** EXERCISE **
Using the records below, locate all lines containing "plan" and return them.

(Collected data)
[Begin]

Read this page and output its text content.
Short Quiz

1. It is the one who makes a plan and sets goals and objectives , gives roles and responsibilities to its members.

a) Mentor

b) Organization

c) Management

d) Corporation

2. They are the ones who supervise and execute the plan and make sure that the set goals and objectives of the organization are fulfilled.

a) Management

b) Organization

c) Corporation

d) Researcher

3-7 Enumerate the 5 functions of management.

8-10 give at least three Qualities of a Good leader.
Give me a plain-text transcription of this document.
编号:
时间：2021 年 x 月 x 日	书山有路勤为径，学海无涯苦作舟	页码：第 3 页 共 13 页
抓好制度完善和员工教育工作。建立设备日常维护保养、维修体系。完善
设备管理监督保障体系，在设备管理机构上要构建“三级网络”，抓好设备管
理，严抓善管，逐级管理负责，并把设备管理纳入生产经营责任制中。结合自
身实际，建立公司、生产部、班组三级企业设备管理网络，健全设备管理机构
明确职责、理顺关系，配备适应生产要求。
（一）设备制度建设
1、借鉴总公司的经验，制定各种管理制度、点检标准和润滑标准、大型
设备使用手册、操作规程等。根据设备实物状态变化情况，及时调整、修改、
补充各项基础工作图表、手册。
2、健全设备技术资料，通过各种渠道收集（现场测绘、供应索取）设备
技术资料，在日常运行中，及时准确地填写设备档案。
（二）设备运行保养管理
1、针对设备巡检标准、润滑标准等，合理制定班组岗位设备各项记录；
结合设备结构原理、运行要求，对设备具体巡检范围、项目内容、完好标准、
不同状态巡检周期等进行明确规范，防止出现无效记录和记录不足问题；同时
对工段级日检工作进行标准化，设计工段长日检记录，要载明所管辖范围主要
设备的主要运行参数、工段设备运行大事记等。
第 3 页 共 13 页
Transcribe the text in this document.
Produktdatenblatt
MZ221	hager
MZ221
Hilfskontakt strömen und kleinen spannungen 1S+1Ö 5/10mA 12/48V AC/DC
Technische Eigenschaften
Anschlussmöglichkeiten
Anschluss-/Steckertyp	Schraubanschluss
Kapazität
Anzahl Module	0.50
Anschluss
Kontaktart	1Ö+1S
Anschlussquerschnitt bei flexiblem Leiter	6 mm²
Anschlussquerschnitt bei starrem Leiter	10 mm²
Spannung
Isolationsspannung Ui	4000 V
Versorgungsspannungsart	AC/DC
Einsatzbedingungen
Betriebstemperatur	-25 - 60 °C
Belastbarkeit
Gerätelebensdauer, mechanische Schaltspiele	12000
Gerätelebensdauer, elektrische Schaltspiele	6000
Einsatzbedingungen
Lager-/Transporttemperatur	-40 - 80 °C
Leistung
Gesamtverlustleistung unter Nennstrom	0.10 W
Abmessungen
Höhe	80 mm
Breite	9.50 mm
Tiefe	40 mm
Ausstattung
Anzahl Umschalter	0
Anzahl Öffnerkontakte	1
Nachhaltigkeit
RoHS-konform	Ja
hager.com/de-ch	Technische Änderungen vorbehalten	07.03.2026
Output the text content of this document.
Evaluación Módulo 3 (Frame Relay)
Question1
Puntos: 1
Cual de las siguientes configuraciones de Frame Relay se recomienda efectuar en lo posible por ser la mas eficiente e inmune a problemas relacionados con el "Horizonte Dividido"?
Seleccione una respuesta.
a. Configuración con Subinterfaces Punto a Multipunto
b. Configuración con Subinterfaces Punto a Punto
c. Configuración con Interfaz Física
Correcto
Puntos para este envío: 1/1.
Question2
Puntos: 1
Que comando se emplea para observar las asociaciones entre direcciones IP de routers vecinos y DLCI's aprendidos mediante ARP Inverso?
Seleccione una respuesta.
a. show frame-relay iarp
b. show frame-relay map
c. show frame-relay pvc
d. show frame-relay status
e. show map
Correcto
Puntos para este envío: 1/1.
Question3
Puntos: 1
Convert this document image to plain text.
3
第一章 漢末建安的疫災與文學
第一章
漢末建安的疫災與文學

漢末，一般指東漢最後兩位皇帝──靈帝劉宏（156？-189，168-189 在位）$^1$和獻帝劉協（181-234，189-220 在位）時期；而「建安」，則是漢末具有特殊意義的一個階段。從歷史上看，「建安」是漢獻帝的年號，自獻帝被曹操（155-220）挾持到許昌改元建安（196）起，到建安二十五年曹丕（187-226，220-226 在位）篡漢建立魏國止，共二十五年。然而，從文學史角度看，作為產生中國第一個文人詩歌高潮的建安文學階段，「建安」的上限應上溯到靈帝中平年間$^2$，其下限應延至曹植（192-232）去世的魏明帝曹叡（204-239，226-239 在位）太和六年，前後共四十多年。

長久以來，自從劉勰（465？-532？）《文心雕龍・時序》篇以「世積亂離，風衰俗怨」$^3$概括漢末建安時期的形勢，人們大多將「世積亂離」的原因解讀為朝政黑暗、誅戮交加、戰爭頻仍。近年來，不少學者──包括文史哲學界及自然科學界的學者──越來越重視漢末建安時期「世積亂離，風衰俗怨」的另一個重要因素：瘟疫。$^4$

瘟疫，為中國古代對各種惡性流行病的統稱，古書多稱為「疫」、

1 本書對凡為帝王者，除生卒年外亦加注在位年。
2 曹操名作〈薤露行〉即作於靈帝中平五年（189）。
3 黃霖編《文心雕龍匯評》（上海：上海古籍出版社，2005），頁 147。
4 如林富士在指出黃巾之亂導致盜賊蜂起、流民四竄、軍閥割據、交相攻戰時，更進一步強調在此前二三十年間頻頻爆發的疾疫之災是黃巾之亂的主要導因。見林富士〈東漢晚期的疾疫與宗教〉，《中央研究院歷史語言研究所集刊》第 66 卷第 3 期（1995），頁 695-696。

[End]

** WRITTEN ANSWER **
1. It is the one who makes a plan and sets goals and objectives , gives roles and responsibilities to its members.
2. They are the ones who supervise and execute the plan and make sure that the set goals and objectives of the organization are fulfilled.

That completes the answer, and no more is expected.